[Stored dataset items]
^^^^^^^^^^^^^^^^
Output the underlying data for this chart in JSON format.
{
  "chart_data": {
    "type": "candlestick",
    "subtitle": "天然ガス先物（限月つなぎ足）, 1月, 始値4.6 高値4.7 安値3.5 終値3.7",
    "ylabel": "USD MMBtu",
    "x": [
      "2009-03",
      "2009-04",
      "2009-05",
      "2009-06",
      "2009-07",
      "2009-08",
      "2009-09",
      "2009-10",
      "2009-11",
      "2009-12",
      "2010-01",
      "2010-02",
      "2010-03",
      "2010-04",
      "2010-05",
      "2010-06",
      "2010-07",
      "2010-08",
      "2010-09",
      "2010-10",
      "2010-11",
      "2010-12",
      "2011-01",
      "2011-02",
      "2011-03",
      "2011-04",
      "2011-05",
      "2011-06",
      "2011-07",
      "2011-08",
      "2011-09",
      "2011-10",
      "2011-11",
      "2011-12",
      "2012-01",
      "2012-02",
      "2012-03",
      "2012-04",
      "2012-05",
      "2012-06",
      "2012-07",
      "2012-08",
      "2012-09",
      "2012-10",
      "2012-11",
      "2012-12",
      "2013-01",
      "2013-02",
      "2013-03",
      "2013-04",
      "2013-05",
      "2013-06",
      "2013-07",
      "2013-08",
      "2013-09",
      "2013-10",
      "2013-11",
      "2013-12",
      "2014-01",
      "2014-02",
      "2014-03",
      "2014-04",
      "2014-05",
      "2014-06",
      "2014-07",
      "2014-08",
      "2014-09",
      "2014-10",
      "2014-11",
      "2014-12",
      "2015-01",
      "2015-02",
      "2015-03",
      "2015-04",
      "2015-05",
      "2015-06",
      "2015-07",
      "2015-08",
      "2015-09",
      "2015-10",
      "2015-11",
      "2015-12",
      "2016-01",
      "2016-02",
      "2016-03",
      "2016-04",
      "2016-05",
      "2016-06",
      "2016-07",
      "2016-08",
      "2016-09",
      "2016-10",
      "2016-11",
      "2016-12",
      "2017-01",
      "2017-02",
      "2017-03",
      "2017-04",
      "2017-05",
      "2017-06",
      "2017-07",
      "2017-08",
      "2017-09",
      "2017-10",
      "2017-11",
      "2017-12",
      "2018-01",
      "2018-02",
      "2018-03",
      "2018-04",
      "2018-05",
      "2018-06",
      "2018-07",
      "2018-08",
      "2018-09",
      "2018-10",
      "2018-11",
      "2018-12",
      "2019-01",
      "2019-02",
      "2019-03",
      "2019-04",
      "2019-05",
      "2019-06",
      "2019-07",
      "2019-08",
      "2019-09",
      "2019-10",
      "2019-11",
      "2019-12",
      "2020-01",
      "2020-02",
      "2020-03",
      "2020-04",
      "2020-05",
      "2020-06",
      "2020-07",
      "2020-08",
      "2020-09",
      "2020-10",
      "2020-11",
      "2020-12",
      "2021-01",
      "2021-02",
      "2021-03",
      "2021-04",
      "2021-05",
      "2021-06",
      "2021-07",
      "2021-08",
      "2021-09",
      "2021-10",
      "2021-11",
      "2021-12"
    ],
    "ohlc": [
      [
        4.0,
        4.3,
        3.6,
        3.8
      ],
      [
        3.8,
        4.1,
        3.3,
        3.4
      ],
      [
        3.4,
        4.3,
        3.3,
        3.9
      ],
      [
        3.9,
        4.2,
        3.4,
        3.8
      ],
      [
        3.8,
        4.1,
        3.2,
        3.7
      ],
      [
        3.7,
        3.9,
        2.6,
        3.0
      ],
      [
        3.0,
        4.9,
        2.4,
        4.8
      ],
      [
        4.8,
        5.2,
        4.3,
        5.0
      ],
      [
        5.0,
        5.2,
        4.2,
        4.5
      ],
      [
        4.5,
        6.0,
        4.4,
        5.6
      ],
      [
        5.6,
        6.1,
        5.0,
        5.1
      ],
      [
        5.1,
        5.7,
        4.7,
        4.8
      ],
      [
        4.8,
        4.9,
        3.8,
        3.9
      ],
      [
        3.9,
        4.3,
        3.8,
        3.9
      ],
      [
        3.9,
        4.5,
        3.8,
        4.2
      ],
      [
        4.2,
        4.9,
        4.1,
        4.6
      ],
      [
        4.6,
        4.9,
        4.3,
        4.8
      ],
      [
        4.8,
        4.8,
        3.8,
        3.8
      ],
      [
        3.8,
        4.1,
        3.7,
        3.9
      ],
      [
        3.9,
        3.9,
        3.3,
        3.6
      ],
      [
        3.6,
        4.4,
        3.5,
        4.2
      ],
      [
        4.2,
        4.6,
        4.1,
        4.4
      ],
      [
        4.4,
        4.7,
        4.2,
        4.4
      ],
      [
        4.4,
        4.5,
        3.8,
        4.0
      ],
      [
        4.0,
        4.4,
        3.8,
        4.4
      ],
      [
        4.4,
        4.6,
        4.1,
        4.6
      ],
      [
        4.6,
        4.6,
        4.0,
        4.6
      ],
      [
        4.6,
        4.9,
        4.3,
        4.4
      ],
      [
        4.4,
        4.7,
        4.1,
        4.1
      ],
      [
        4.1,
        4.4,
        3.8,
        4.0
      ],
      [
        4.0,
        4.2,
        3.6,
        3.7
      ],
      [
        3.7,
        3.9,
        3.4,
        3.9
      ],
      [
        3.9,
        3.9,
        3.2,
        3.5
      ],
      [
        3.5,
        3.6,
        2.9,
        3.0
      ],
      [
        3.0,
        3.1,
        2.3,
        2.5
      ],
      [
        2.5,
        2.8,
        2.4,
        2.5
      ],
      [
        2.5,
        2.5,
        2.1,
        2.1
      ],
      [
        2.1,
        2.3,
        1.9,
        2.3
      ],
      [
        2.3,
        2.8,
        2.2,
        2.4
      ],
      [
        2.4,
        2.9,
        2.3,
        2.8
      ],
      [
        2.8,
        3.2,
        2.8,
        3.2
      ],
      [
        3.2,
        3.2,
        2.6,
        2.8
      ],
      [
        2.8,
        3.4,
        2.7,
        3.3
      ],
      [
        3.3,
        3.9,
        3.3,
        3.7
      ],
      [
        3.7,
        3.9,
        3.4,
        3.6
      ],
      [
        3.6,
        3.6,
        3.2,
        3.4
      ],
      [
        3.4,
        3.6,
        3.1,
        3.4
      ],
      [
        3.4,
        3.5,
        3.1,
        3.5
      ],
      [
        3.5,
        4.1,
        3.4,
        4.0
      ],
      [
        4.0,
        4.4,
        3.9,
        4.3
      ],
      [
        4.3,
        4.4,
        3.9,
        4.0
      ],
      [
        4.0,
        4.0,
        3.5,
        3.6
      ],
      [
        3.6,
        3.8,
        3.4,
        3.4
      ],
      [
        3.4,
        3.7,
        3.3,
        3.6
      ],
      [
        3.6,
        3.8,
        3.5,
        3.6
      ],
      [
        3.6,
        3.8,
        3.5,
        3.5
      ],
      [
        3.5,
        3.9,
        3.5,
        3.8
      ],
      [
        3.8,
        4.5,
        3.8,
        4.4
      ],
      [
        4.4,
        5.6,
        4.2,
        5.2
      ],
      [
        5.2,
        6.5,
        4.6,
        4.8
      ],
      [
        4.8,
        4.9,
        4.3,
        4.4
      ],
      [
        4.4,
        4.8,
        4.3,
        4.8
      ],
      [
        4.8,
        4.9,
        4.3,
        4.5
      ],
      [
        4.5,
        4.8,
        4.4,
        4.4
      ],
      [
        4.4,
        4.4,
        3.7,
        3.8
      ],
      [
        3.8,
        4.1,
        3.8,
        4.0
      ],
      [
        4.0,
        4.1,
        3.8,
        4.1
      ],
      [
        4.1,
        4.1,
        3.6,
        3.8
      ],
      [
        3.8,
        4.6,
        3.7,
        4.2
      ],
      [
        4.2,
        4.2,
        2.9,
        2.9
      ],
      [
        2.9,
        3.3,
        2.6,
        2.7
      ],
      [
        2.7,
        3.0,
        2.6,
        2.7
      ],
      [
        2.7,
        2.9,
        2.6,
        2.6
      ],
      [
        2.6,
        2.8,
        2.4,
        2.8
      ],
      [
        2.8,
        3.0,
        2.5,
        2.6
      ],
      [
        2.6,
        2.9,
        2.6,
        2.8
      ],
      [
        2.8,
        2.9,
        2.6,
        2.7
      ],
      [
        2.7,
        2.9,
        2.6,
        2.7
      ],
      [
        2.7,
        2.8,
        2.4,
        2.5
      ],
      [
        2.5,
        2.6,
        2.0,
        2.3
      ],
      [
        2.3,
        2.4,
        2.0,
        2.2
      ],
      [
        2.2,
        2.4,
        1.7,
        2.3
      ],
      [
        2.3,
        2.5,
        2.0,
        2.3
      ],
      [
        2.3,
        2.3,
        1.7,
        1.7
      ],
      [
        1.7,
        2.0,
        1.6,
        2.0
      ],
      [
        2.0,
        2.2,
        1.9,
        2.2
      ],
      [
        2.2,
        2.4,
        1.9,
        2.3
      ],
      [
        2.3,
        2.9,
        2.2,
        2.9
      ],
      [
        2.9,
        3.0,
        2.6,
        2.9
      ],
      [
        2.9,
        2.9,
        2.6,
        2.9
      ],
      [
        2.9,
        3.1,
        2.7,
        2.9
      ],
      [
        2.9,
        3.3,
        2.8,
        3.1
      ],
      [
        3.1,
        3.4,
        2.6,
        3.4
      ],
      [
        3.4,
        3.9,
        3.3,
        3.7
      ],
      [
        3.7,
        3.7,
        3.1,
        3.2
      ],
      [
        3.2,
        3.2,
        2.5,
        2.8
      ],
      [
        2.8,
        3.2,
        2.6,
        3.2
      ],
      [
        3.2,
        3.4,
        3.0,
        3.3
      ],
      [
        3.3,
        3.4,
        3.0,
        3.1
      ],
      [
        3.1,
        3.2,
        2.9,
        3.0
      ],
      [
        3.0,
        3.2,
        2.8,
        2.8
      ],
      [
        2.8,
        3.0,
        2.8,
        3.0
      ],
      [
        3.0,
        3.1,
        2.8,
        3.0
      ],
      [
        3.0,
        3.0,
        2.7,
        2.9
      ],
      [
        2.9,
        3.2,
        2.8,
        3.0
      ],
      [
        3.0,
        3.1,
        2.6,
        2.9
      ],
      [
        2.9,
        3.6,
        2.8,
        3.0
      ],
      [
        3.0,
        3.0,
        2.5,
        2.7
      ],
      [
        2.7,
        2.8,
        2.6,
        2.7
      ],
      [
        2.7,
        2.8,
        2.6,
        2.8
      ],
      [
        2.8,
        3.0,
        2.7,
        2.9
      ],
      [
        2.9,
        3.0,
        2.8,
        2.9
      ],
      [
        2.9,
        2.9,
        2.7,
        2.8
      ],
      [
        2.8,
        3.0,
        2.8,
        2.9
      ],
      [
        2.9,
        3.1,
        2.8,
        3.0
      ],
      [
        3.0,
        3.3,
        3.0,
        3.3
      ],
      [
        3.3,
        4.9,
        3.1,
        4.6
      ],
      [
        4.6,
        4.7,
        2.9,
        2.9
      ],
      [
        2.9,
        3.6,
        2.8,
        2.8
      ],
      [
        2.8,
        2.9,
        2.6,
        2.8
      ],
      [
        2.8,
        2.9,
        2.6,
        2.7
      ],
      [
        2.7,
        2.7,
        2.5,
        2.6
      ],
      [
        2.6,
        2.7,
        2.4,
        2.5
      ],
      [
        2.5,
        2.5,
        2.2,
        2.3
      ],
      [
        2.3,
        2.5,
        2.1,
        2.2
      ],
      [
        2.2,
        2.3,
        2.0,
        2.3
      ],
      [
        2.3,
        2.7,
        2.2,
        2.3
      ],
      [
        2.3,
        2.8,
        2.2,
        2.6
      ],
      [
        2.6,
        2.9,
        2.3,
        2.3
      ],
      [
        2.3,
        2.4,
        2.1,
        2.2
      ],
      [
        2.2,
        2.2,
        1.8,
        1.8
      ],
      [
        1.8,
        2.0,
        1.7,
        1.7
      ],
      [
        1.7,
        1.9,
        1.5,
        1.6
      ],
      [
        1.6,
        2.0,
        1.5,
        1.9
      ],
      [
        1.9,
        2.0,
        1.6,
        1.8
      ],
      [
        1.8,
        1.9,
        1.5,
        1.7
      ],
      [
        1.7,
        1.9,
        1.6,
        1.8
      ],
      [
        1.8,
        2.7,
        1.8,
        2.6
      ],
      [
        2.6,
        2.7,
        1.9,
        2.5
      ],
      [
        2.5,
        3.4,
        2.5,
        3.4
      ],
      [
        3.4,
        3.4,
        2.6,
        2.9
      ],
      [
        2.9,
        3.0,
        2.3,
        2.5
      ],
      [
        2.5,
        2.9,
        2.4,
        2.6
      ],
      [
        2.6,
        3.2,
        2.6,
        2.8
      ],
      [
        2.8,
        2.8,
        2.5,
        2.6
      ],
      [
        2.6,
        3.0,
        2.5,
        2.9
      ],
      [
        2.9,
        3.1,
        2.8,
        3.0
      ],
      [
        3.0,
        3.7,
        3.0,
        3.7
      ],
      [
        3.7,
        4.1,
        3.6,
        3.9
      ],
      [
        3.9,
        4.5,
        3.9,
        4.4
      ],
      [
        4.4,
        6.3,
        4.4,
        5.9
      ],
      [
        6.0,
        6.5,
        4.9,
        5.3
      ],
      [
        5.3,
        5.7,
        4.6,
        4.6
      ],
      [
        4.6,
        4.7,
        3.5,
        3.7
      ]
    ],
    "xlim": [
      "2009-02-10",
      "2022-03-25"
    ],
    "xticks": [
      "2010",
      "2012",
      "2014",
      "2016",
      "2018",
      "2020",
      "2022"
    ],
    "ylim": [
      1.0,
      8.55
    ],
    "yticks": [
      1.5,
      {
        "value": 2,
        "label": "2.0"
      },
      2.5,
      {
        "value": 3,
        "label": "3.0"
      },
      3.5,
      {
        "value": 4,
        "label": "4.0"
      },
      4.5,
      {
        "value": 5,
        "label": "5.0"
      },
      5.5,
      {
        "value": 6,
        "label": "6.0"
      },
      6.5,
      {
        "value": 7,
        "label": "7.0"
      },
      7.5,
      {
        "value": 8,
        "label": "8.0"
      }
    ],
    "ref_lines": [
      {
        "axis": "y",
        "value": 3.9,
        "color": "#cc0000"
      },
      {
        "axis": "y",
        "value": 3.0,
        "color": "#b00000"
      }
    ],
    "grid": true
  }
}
^^^^^^^^^^^^^^^^
> _Your goal_: In the data above, count the lines where the word "value" appears; reply with the number only.

> _Response below_: 9